==== Given entries ====
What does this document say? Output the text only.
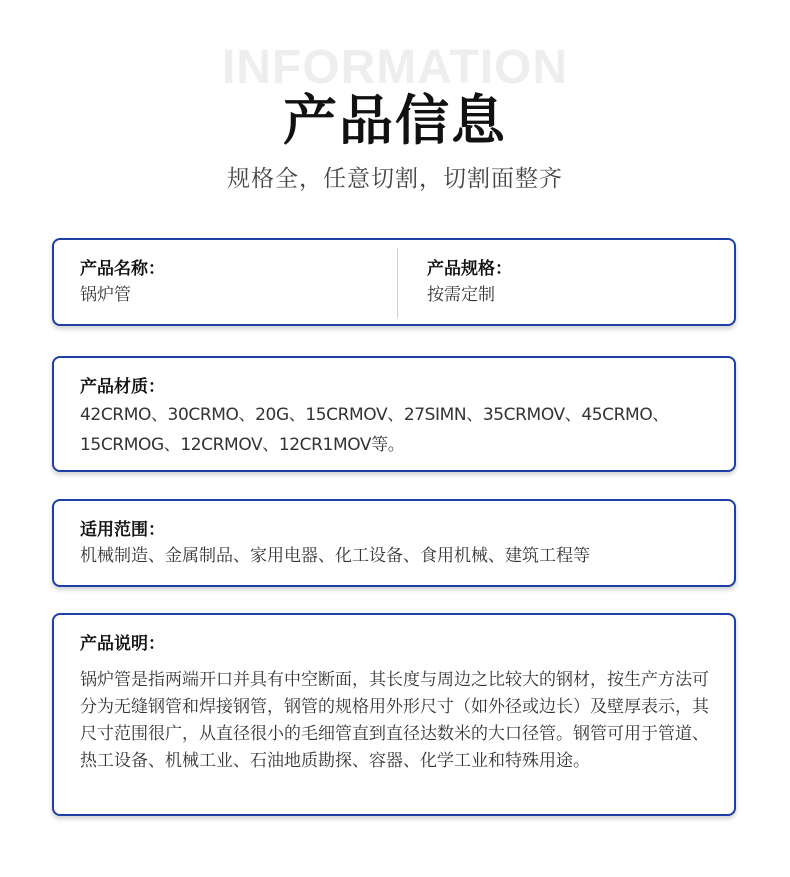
INFORMATION
产品信息
规格全，任意切割，切割面整齐
产品名称：
锅炉管
产品规格：
按需定制
产品材质：
42CRMO、30CRMO、20G、15CRMOV、27SIMN、35CRMOV、45CRMO、
15CRMOG、12CRMOV、12CR1MOV等。
适用范围：
机械制造、金属制品、家用电器、化工设备、食用机械、建筑工程等
产品说明：
锅炉管是指两端开口并具有中空断面，其长度与周边之比较大的钢材，按生产方法可分为无缝钢管和焊接钢管，钢管的规格用外形尺寸（如外径或边长）及壁厚表示，其尺寸范围很广，从直径很小的毛细管直到直径达数米的大口径管。钢管可用于管道、热工设备、机械工业、石油地质勘探、容器、化学工业和特殊用途。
====
What to work on> Retype each line of the listing above word for word. Exclude the pictures.

Answer to this exercise>
What does this document say? Output the text only.
INFORMATION
产品信息
规格全，任意切割，切割面整齐
产品名称：
锅炉管
产品规格：
按需定制
产品材质：
42CRMO、30CRMO、20G、15CRMOV、27SIMN、35CRMOV、45CRMO、
15CRMOG、12CRMOV、12CR1MOV等。
适用范围：
机械制造、金属制品、家用电器、化工设备、食用机械、建筑工程等
产品说明：
锅炉管是指两端开口并具有中空断面，其长度与周边之比较大的钢材，按生产方法可分为无缝钢管和焊接钢管，钢管的规格用外形尺寸（如外径或边长）及壁厚表示，其尺寸范围很广，从直径很小的毛细管直到直径达数米的大口径管。钢管可用于管道、热工设备、机械工业、石油地质勘探、容器、化学工业和特殊用途。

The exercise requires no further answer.